---------- RECORD EXTRACTS ----------

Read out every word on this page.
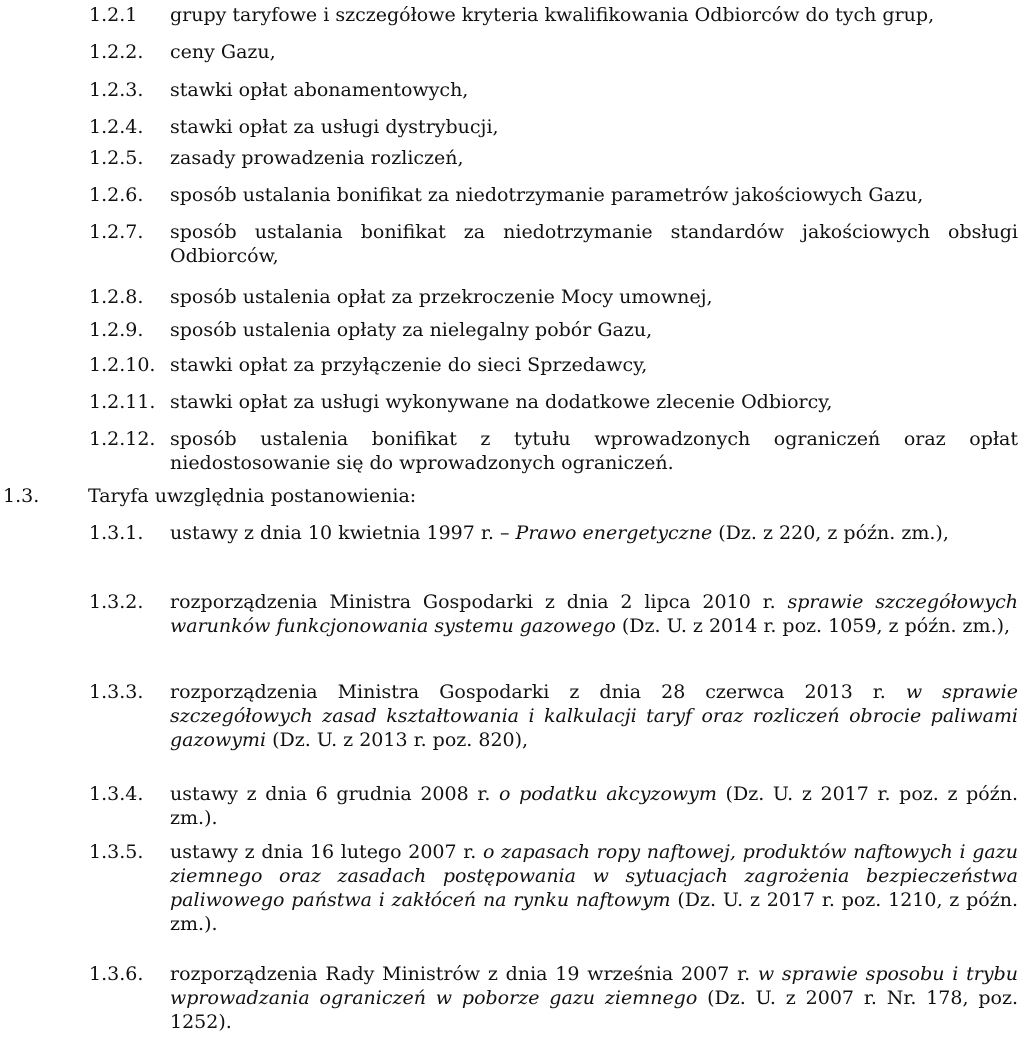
1.2.1 grupy taryfowe i szczegółowe kryteria kwalifikowania Odbiorców do tych grup,
1.2.2. ceny Gazu,
1.2.3. stawki opłat abonamentowych,
1.2.4. stawki opłat za usługi dystrybucji,
1.2.5. zasady prowadzenia rozliczeń,
1.2.6. sposób ustalania bonifikat za niedotrzymanie parametrów jakościowych Gazu,
1.2.7. sposób ustalania bonifikat za niedotrzymanie standardów jakościowych obsługi Odbiorców,
1.2.8. sposób ustalenia opłat za przekroczenie Mocy umownej,
1.2.9. sposób ustalenia opłaty za nielegalny pobór Gazu,
1.2.10. stawki opłat za przyłączenie do sieci Sprzedawcy,
1.2.11. stawki opłat za usługi wykonywane na dodatkowe zlecenie Odbiorcy,
1.2.12. sposób ustalenia bonifikat z tytułu wprowadzonych ograniczeń oraz opłat niedostosowanie się do wprowadzonych ograniczeń.
1.3.	Taryfa uwzględnia postanowienia:
1.3.1. ustawy z dnia 10 kwietnia 1997 r. – Prawo energetyczne (Dz. z 220, z późn. zm.),
1.3.2. rozporządzenia Ministra Gospodarki z dnia 2 lipca 2010 r. sprawie szczegółowych warunków funkcjonowania systemu gazowego (Dz. U. z 2014 r. poz. 1059, z późn. zm.),
1.3.3. rozporządzenia Ministra Gospodarki z dnia 28 czerwca 2013 r. w sprawie szczegółowych zasad kształtowania i kalkulacji taryf oraz rozliczeń obrocie paliwami gazowymi (Dz. U. z 2013 r. poz. 820),
1.3.4. ustawy z dnia 6 grudnia 2008 r. o podatku akcyzowym (Dz. U. z 2017 r. poz. z późn. zm.).
1.3.5. ustawy z dnia 16 lutego 2007 r. o zapasach ropy naftowej, produktów naftowych i gazu ziemnego oraz zasadach postępowania w sytuacjach zagrożenia bezpieczeństwa paliwowego państwa i zakłóceń na rynku naftowym (Dz. U. z 2017 r. poz. 1210, z późn. zm.).
1.3.6. rozporządzenia Rady Ministrów z dnia 19 września 2007 r. w sprawie sposobu i trybu wprowadzania ograniczeń w poborze gazu ziemnego (Dz. U. z 2007 r. Nr. 178, poz. 1252).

----------

DIRECTIVE:
Skipping the pictures, transcribe each line above exactly as it appears.

WRITTEN RESPONSE:
Read out every word on this page.
1.2.1 grupy taryfowe i szczegółowe kryteria kwalifikowania Odbiorców do tych grup,
1.2.2. ceny Gazu,
1.2.3. stawki opłat abonamentowych,
1.2.4. stawki opłat za usługi dystrybucji,
1.2.5. zasady prowadzenia rozliczeń,
1.2.6. sposób ustalania bonifikat za niedotrzymanie parametrów jakościowych Gazu,
1.2.7. sposób ustalania bonifikat za niedotrzymanie standardów jakościowych obsługi Odbiorców,
1.2.8. sposób ustalenia opłat za przekroczenie Mocy umownej,
1.2.9. sposób ustalenia opłaty za nielegalny pobór Gazu,
1.2.10. stawki opłat za przyłączenie do sieci Sprzedawcy,
1.2.11. stawki opłat za usługi wykonywane na dodatkowe zlecenie Odbiorcy,
1.2.12. sposób ustalenia bonifikat z tytułu wprowadzonych ograniczeń oraz opłat niedostosowanie się do wprowadzonych ograniczeń.
1.3.	Taryfa uwzględnia postanowienia:
1.3.1. ustawy z dnia 10 kwietnia 1997 r. – Prawo energetyczne (Dz. z 220, z późn. zm.),
1.3.2. rozporządzenia Ministra Gospodarki z dnia 2 lipca 2010 r. sprawie szczegółowych warunków funkcjonowania systemu gazowego (Dz. U. z 2014 r. poz. 1059, z późn. zm.),
1.3.3. rozporządzenia Ministra Gospodarki z dnia 28 czerwca 2013 r. w sprawie szczegółowych zasad kształtowania i kalkulacji taryf oraz rozliczeń obrocie paliwami gazowymi (Dz. U. z 2013 r. poz. 820),
1.3.4. ustawy z dnia 6 grudnia 2008 r. o podatku akcyzowym (Dz. U. z 2017 r. poz. z późn. zm.).
1.3.5. ustawy z dnia 16 lutego 2007 r. o zapasach ropy naftowej, produktów naftowych i gazu ziemnego oraz zasadach postępowania w sytuacjach zagrożenia bezpieczeństwa paliwowego państwa i zakłóceń na rynku naftowym (Dz. U. z 2017 r. poz. 1210, z późn. zm.).
1.3.6. rozporządzenia Rady Ministrów z dnia 19 września 2007 r. w sprawie sposobu i trybu wprowadzania ograniczeń w poborze gazu ziemnego (Dz. U. z 2007 r. Nr. 178, poz. 1252).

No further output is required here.